Monday, 18 April 2011

Hiking Stromboli


Active Italian volcano.  3000’ elevation. 
7 April 2011.  4 pm.  64 degrees.  Sunny. 
Sixteen anxious women from France, Canada, Norway, USA, UK, Kazakhstan.  
One guide--Carmello:  muscular, handsome, capable.  “My job is to get all of you to the top.” 

We’re nervous as cats: “Need to find a bathroom.  Where are the headlamps?  I’m slow, I need to start now.  Let’s go!  No wait!  Need a bathroom.  Need water!  Wait!  Stay here!”

Finally we’re off--carrying our questions and fears with us.



450’: point of no return.  Go back now or summit. Black and white.  We all think about it, but no one turns back.


Carmello forces a snail’s pace on us. Slow, slow steps.  Up, up, up. Switching back and forth through red lava rock.  Only rocks.  No trees.  Eyes on the boots directly ahead.  Step,  plant poles, step. Follow the boots.  Plant poles.  Step up.  Breathe.  Plant poles. Heart OK, not racing.  Breath OK, not hyperventilating.  5 minute stop.  Look down.  White town below becoming smaller.  Other groups like ants follow behind us.  Blue sea spreading out to the horizon.  Start again.  I can do this.  Slowly, slowly.  Up and up.  No rush of adrenaline.  No desire to do this again.  Head clear.  Body on alert.  The line moves forward and up.


750’: 2 minute stop.
1550: 2 minute stop.  Put on another layer.  It’s getting colder.
2000’: 5 minute stop.  Put on helmet in case of lava bombs.

Up and up.  Almost there.  Suddenly a loud explosion to the right.  Want to throw myself on the ground but can’t.  Too dangerous.  Could slide down the hill and into the sea.  Sounds like a bomb exploding.  Billowing black fumes fill the sky.  

Near Summit:  20 minute stop.  Two concrete three-sided huts shield us from the wind.  Put on another layer.  50 mph winds.  Much windier than normal.  Black biting gray ash hits my face like tiny knives.  We plump down in the black ash or on lava rocks, pull out sandwiches and eat quickly.  Who knows when we’ll stop again.

STORED DATA:
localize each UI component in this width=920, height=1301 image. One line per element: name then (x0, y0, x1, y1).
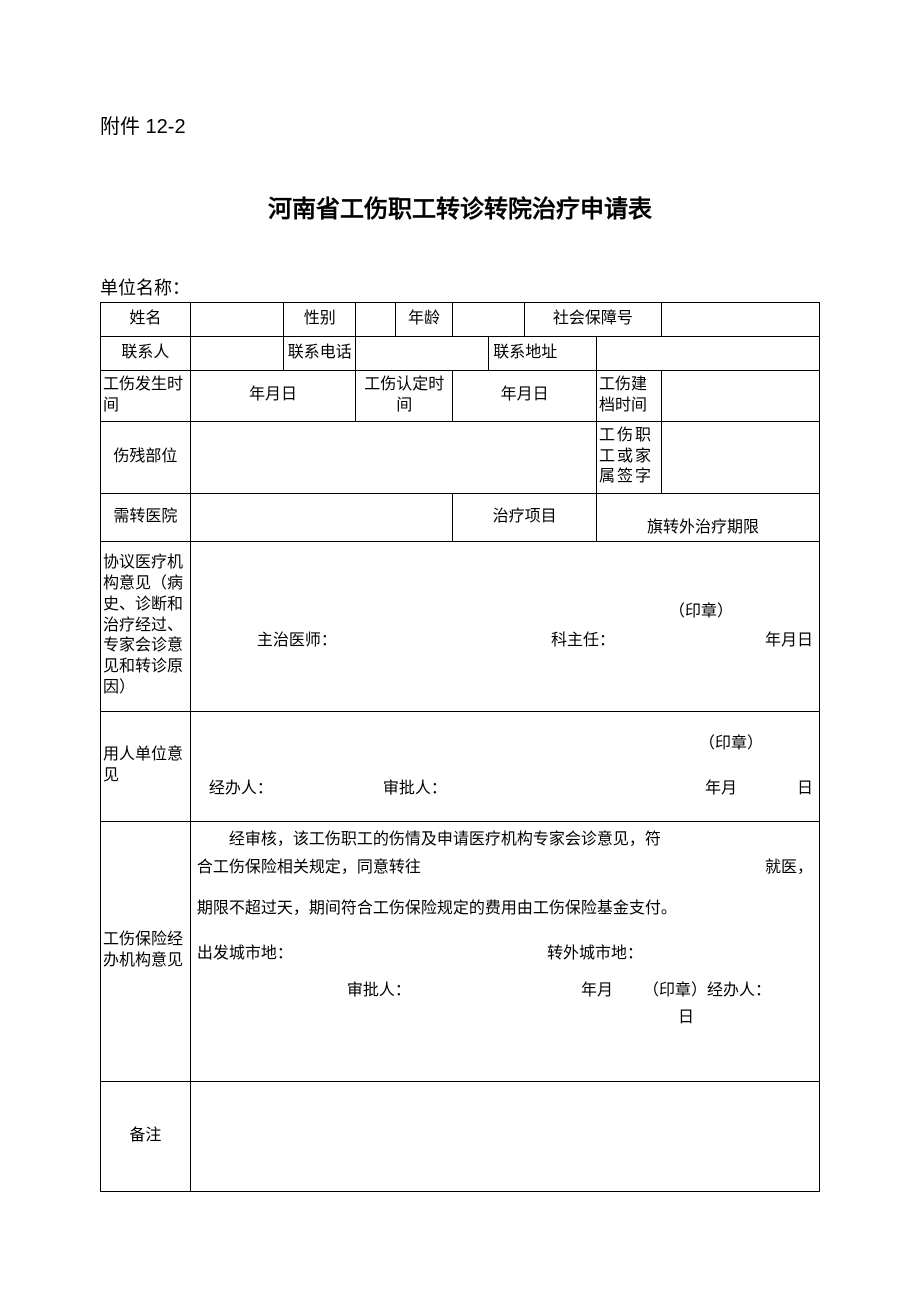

DIRECTIONS FOR THIS TASK: Echo the Stromboli hike text word for word from "Monday, 18 April" to "USA, UK, Kazakhstan.".

RESULT OF THE EXERCISE:
Monday, 18 April 2011

Hiking Stromboli


Active Italian volcano.  3000’ elevation. 
7 April 2011.  4 pm.  64 degrees.  Sunny. 
Sixteen anxious women from France, Canada, Norway, USA, UK, Kazakhstan.